### WHAT NEEDS TO BE DONE
Exclude images, then output the remaining data verbatim.

### STORED ROWS
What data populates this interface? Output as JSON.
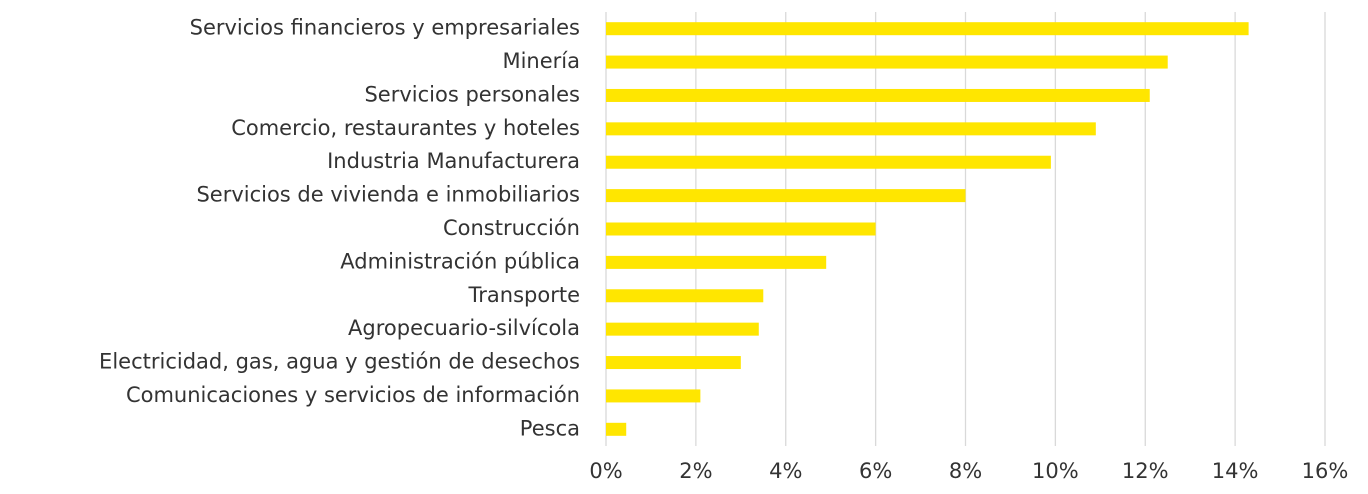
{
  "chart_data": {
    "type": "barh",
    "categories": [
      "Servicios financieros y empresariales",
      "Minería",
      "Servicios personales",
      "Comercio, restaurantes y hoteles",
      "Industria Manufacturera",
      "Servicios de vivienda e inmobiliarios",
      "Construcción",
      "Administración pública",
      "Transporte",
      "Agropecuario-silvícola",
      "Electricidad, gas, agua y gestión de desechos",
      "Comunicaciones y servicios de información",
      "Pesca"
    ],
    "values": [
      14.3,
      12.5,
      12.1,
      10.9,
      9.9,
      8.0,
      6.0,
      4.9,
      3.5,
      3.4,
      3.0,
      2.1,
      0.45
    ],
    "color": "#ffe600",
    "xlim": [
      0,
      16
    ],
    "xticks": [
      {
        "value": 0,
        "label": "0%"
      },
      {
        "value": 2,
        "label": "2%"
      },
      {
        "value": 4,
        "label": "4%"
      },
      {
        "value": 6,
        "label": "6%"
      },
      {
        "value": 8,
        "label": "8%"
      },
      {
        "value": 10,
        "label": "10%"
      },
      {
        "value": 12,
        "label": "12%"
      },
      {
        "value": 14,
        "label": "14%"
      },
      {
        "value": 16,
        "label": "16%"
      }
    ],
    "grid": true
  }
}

### REPLY TO THE TASK
What data populates this interface? Output as JSON.
{
  "chart_data": {
    "type": "barh",
    "categories": [
      "Servicios financieros y empresariales",
      "Minería",
      "Servicios personales",
      "Comercio, restaurantes y hoteles",
      "Industria Manufacturera",
      "Servicios de vivienda e inmobiliarios",
      "Construcción",
      "Administración pública",
      "Transporte",
      "Agropecuario-silvícola",
      "Electricidad, gas, agua y gestión de desechos",
      "Comunicaciones y servicios de información",
      "Pesca"
    ],
    "values": [
      14.3,
      12.5,
      12.1,
      10.9,
      9.9,
      8.0,
      6.0,
      4.9,
      3.5,
      3.4,
      3.0,
      2.1,
      0.45
    ],
    "color": "#ffe600",
    "xlim": [
      0,
      16
    ],
    "xticks": [
      {
        "value": 0,
        "label": "0%"
      },
      {
        "value": 2,
        "label": "2%"
      },
      {
        "value": 4,
        "label": "4%"
      },
      {
        "value": 6,
        "label": "6%"
      },
      {
        "value": 8,
        "label": "8%"
      },
      {
        "value": 10,
        "label": "10%"
      },
      {
        "value": 12,
        "label": "12%"
      },
      {
        "value": 14,
        "label": "14%"
      },
      {
        "value": 16,
        "label": "16%"
      }
    ],
    "grid": true
  }
}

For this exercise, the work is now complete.